[Items from a figure collection]
━━━━━━━━━━━━━━━━━━━━━━━━━━━━━━
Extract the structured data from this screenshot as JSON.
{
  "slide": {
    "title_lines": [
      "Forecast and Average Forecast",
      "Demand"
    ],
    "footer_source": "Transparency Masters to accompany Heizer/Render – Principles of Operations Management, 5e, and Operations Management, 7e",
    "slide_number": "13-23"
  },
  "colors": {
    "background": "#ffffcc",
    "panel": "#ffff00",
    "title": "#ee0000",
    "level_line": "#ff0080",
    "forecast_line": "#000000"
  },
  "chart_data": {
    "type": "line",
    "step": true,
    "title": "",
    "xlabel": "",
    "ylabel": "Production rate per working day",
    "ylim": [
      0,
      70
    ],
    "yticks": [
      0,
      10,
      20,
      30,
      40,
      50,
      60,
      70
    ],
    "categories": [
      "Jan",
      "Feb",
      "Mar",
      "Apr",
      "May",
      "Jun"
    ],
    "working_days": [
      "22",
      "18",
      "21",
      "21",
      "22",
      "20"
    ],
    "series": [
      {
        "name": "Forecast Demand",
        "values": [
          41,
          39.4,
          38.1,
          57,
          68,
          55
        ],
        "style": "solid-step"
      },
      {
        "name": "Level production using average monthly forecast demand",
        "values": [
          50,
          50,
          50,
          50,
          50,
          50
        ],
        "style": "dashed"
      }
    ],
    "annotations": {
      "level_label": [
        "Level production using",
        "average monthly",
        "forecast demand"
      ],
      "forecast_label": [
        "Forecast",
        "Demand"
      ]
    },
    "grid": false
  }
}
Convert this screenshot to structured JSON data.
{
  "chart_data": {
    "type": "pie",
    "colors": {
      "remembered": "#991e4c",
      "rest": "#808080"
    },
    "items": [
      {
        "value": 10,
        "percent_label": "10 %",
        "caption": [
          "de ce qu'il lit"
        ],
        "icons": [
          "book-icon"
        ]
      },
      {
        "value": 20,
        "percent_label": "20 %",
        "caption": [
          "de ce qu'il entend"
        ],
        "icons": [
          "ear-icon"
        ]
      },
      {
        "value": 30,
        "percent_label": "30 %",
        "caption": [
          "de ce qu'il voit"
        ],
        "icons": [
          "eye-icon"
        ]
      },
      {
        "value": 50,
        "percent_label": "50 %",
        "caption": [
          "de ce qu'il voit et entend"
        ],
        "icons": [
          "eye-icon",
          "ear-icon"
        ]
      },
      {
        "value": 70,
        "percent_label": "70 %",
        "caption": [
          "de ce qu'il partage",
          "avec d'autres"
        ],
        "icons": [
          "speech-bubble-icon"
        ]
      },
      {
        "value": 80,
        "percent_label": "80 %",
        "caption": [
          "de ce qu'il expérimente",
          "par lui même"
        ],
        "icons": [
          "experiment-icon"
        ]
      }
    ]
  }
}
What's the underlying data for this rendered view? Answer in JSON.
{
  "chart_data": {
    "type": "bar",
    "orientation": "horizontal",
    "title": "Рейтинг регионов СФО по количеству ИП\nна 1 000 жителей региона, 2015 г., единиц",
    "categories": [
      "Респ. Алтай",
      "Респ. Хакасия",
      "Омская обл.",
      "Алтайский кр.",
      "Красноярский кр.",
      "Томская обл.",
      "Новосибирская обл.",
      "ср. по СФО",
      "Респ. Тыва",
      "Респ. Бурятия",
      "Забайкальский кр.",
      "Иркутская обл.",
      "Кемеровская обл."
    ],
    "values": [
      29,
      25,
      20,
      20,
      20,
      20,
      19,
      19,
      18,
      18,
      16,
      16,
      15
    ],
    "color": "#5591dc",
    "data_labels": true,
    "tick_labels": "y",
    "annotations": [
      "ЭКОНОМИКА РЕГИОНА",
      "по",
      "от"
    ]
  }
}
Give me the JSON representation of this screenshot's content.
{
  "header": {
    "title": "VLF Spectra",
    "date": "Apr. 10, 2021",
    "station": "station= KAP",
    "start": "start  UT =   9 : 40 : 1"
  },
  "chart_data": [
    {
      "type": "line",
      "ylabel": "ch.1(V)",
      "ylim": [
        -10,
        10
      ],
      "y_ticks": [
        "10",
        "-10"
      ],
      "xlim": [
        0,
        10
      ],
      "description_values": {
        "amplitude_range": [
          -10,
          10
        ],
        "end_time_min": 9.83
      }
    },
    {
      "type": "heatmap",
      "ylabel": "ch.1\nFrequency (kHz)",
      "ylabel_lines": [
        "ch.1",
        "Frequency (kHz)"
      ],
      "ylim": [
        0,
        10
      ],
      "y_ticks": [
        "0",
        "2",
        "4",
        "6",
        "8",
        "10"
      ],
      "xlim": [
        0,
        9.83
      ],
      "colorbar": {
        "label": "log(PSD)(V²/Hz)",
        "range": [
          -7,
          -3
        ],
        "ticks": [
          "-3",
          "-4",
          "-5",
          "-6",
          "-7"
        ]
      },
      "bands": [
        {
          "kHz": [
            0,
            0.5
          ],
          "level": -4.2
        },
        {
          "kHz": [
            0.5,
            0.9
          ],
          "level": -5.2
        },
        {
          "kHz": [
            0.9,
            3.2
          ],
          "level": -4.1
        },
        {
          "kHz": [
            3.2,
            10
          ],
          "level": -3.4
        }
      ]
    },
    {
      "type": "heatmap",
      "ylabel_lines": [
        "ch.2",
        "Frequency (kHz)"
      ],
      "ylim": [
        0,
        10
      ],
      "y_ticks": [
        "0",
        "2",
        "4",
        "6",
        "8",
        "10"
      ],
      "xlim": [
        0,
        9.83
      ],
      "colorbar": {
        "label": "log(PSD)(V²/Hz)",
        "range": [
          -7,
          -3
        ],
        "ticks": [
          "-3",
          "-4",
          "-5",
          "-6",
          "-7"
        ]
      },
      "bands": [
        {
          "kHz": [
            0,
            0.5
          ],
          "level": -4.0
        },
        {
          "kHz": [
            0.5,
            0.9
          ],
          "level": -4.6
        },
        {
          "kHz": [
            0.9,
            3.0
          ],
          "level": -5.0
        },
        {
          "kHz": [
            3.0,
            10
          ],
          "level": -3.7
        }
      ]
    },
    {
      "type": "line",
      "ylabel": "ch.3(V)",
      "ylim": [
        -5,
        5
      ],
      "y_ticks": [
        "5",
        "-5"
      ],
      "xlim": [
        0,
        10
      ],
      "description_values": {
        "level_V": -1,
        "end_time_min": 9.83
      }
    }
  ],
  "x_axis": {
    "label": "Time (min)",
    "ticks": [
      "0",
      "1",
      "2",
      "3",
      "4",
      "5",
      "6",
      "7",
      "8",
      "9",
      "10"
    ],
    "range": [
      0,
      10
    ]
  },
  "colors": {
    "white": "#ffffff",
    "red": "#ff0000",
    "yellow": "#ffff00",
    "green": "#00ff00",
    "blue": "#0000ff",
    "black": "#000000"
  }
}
━━━━━━━━━━━━━━━━━━━━━━━━━━━━━━
_Direction_.
Reproduce each line of the material above precisely.

_Task response_.
Extract the structured data from this screenshot as JSON.
{
  "slide": {
    "title_lines": [
      "Forecast and Average Forecast",
      "Demand"
    ],
    "footer_source": "Transparency Masters to accompany Heizer/Render – Principles of Operations Management, 5e, and Operations Management, 7e",
    "slide_number": "13-23"
  },
  "colors": {
    "background": "#ffffcc",
    "panel": "#ffff00",
    "title": "#ee0000",
    "level_line": "#ff0080",
    "forecast_line": "#000000"
  },
  "chart_data": {
    "type": "line",
    "step": true,
    "title": "",
    "xlabel": "",
    "ylabel": "Production rate per working day",
    "ylim": [
      0,
      70
    ],
    "yticks": [
      0,
      10,
      20,
      30,
      40,
      50,
      60,
      70
    ],
    "categories": [
      "Jan",
      "Feb",
      "Mar",
      "Apr",
      "May",
      "Jun"
    ],
    "working_days": [
      "22",
      "18",
      "21",
      "21",
      "22",
      "20"
    ],
    "series": [
      {
        "name": "Forecast Demand",
        "values": [
          41,
          39.4,
          38.1,
          57,
          68,
          55
        ],
        "style": "solid-step"
      },
      {
        "name": "Level production using average monthly forecast demand",
        "values": [
          50,
          50,
          50,
          50,
          50,
          50
        ],
        "style": "dashed"
      }
    ],
    "annotations": {
      "level_label": [
        "Level production using",
        "average monthly",
        "forecast demand"
      ],
      "forecast_label": [
        "Forecast",
        "Demand"
      ]
    },
    "grid": false
  }
}
Convert this screenshot to structured JSON data.
{
  "chart_data": {
    "type": "pie",
    "colors": {
      "remembered": "#991e4c",
      "rest": "#808080"
    },
    "items": [
      {
        "value": 10,
        "percent_label": "10 %",
        "caption": [
          "de ce qu'il lit"
        ],
        "icons": [
          "book-icon"
        ]
      },
      {
        "value": 20,
        "percent_label": "20 %",
        "caption": [
          "de ce qu'il entend"
        ],
        "icons": [
          "ear-icon"
        ]
      },
      {
        "value": 30,
        "percent_label": "30 %",
        "caption": [
          "de ce qu'il voit"
        ],
        "icons": [
          "eye-icon"
        ]
      },
      {
        "value": 50,
        "percent_label": "50 %",
        "caption": [
          "de ce qu'il voit et entend"
        ],
        "icons": [
          "eye-icon",
          "ear-icon"
        ]
      },
      {
        "value": 70,
        "percent_label": "70 %",
        "caption": [
          "de ce qu'il partage",
          "avec d'autres"
        ],
        "icons": [
          "speech-bubble-icon"
        ]
      },
      {
        "value": 80,
        "percent_label": "80 %",
        "caption": [
          "de ce qu'il expérimente",
          "par lui même"
        ],
        "icons": [
          "experiment-icon"
        ]
      }
    ]
  }
}
What's the underlying data for this rendered view? Answer in JSON.
{
  "chart_data": {
    "type": "bar",
    "orientation": "horizontal",
    "title": "Рейтинг регионов СФО по количеству ИП\nна 1 000 жителей региона, 2015 г., единиц",
    "categories": [
      "Респ. Алтай",
      "Респ. Хакасия",
      "Омская обл.",
      "Алтайский кр.",
      "Красноярский кр.",
      "Томская обл.",
      "Новосибирская обл.",
      "ср. по СФО",
      "Респ. Тыва",
      "Респ. Бурятия",
      "Забайкальский кр.",
      "Иркутская обл.",
      "Кемеровская обл."
    ],
    "values": [
      29,
      25,
      20,
      20,
      20,
      20,
      19,
      19,
      18,
      18,
      16,
      16,
      15
    ],
    "color": "#5591dc",
    "data_labels": true,
    "tick_labels": "y",
    "annotations": [
      "ЭКОНОМИКА РЕГИОНА",
      "по",
      "от"
    ]
  }
}
Give me the JSON representation of this screenshot's content.
{
  "header": {
    "title": "VLF Spectra",
    "date": "Apr. 10, 2021",
    "station": "station= KAP",
    "start": "start  UT =   9 : 40 : 1"
  },
  "chart_data": [
    {
      "type": "line",
      "ylabel": "ch.1(V)",
      "ylim": [
        -10,
        10
      ],
      "y_ticks": [
        "10",
        "-10"
      ],
      "xlim": [
        0,
        10
      ],
      "description_values": {
        "amplitude_range": [
          -10,
          10
        ],
        "end_time_min": 9.83
      }
    },
    {
      "type": "heatmap",
      "ylabel": "ch.1\nFrequency (kHz)",
      "ylabel_lines": [
        "ch.1",
        "Frequency (kHz)"
      ],
      "ylim": [
        0,
        10
      ],
      "y_ticks": [
        "0",
        "2",
        "4",
        "6",
        "8",
        "10"
      ],
      "xlim": [
        0,
        9.83
      ],
      "colorbar": {
        "label": "log(PSD)(V²/Hz)",
        "range": [
          -7,
          -3
        ],
        "ticks": [
          "-3",
          "-4",
          "-5",
          "-6",
          "-7"
        ]
      },
      "bands": [
        {
          "kHz": [
            0,
            0.5
          ],
          "level": -4.2
        },
        {
          "kHz": [
            0.5,
            0.9
          ],
          "level": -5.2
        },
        {
          "kHz": [
            0.9,
            3.2
          ],
          "level": -4.1
        },
        {
          "kHz": [
            3.2,
            10
          ],
          "level": -3.4
        }
      ]
    },
    {
      "type": "heatmap",
      "ylabel_lines": [
        "ch.2",
        "Frequency (kHz)"
      ],
      "ylim": [
        0,
        10
      ],
      "y_ticks": [
        "0",
        "2",
        "4",
        "6",
        "8",
        "10"
      ],
      "xlim": [
        0,
        9.83
      ],
      "colorbar": {
        "label": "log(PSD)(V²/Hz)",
        "range": [
          -7,
          -3
        ],
        "ticks": [
          "-3",
          "-4",
          "-5",
          "-6",
          "-7"
        ]
      },
      "bands": [
        {
          "kHz": [
            0,
            0.5
          ],
          "level": -4.0
        },
        {
          "kHz": [
            0.5,
            0.9
          ],
          "level": -4.6
        },
        {
          "kHz": [
            0.9,
            3.0
          ],
          "level": -5.0
        },
        {
          "kHz": [
            3.0,
            10
          ],
          "level": -3.7
        }
      ]
    },
    {
      "type": "line",
      "ylabel": "ch.3(V)",
      "ylim": [
        -5,
        5
      ],
      "y_ticks": [
        "5",
        "-5"
      ],
      "xlim": [
        0,
        10
      ],
      "description_values": {
        "level_V": -1,
        "end_time_min": 9.83
      }
    }
  ],
  "x_axis": {
    "label": "Time (min)",
    "ticks": [
      "0",
      "1",
      "2",
      "3",
      "4",
      "5",
      "6",
      "7",
      "8",
      "9",
      "10"
    ],
    "range": [
      0,
      10
    ]
  },
  "colors": {
    "white": "#ffffff",
    "red": "#ff0000",
    "yellow": "#ffff00",
    "green": "#00ff00",
    "blue": "#0000ff",
    "black": "#000000"
  }
}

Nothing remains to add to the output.